# What is being asked:
Pictures don't belong in the copy; print all the records exactly.

--- Data shown Enclosed Below ---

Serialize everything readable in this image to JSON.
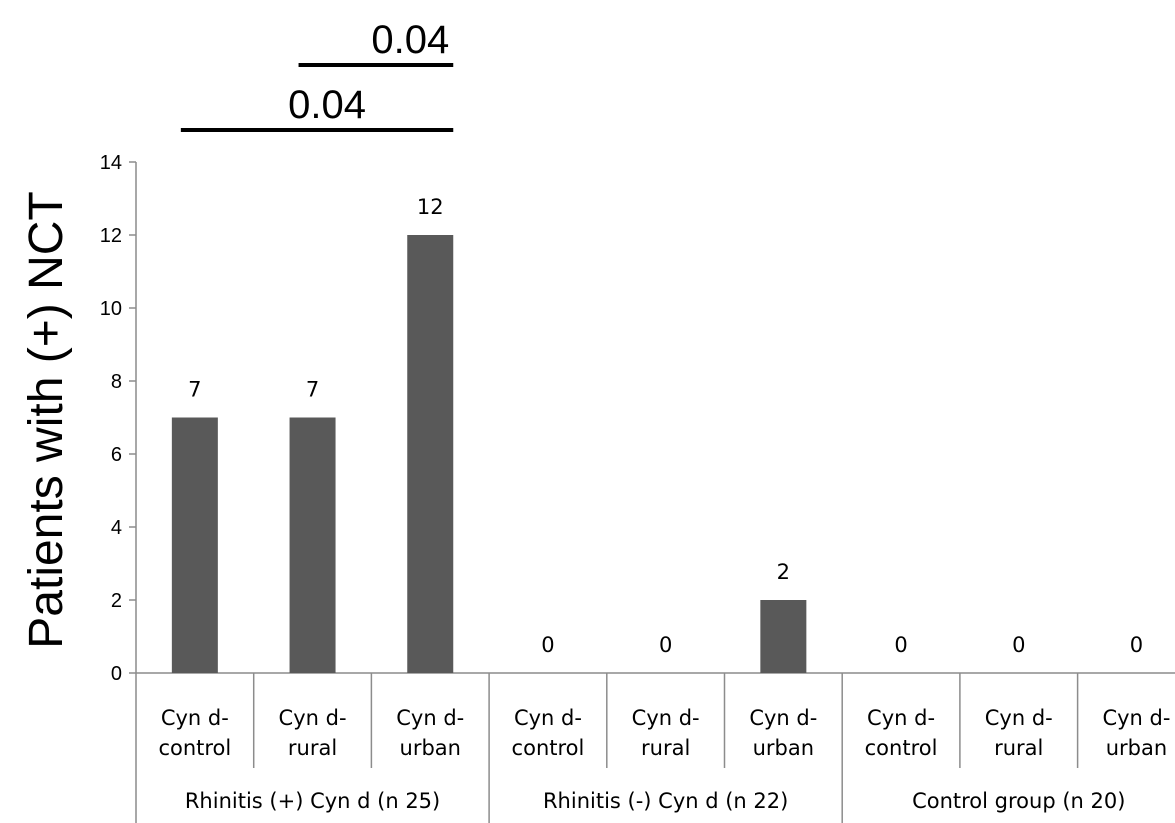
{
  "chart_data": {
    "type": "bar",
    "ylabel": "Patients with (+) NCT",
    "ylim": [
      0,
      14
    ],
    "yticks": [
      0,
      2,
      4,
      6,
      8,
      10,
      12,
      14
    ],
    "groups": [
      {
        "label": "Rhinitis (+) Cyn d (n 25)",
        "categories": [
          "Cyn d-control",
          "Cyn d-rural",
          "Cyn d-urban"
        ],
        "values": [
          7,
          7,
          12
        ]
      },
      {
        "label": "Rhinitis (-) Cyn d (n 22)",
        "categories": [
          "Cyn d-control",
          "Cyn d-rural",
          "Cyn d-urban"
        ],
        "values": [
          0,
          0,
          2
        ]
      },
      {
        "label": "Control group (n 20)",
        "categories": [
          "Cyn d-control",
          "Cyn d-rural",
          "Cyn d-urban"
        ],
        "values": [
          0,
          0,
          0
        ]
      }
    ],
    "category_lines": [
      [
        "Cyn d-",
        "control"
      ],
      [
        "Cyn d-",
        "rural"
      ],
      [
        "Cyn d-",
        "urban"
      ]
    ],
    "bar_color": "#595959",
    "significance": [
      {
        "label": "0.04",
        "from_bar": 1,
        "to_bar": 2
      },
      {
        "label": "0.04",
        "from_bar": 0,
        "to_bar": 2
      }
    ],
    "grid": false,
    "legend": "none"
  }
}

--- End of Enclosed Data shown ---

# Answer box:
Serialize everything readable in this image to JSON.
{
  "chart_data": {
    "type": "bar",
    "ylabel": "Patients with (+) NCT",
    "ylim": [
      0,
      14
    ],
    "yticks": [
      0,
      2,
      4,
      6,
      8,
      10,
      12,
      14
    ],
    "groups": [
      {
        "label": "Rhinitis (+) Cyn d (n 25)",
        "categories": [
          "Cyn d-control",
          "Cyn d-rural",
          "Cyn d-urban"
        ],
        "values": [
          7,
          7,
          12
        ]
      },
      {
        "label": "Rhinitis (-) Cyn d (n 22)",
        "categories": [
          "Cyn d-control",
          "Cyn d-rural",
          "Cyn d-urban"
        ],
        "values": [
          0,
          0,
          2
        ]
      },
      {
        "label": "Control group (n 20)",
        "categories": [
          "Cyn d-control",
          "Cyn d-rural",
          "Cyn d-urban"
        ],
        "values": [
          0,
          0,
          0
        ]
      }
    ],
    "category_lines": [
      [
        "Cyn d-",
        "control"
      ],
      [
        "Cyn d-",
        "rural"
      ],
      [
        "Cyn d-",
        "urban"
      ]
    ],
    "bar_color": "#595959",
    "significance": [
      {
        "label": "0.04",
        "from_bar": 1,
        "to_bar": 2
      },
      {
        "label": "0.04",
        "from_bar": 0,
        "to_bar": 2
      }
    ],
    "grid": false,
    "legend": "none"
  }
}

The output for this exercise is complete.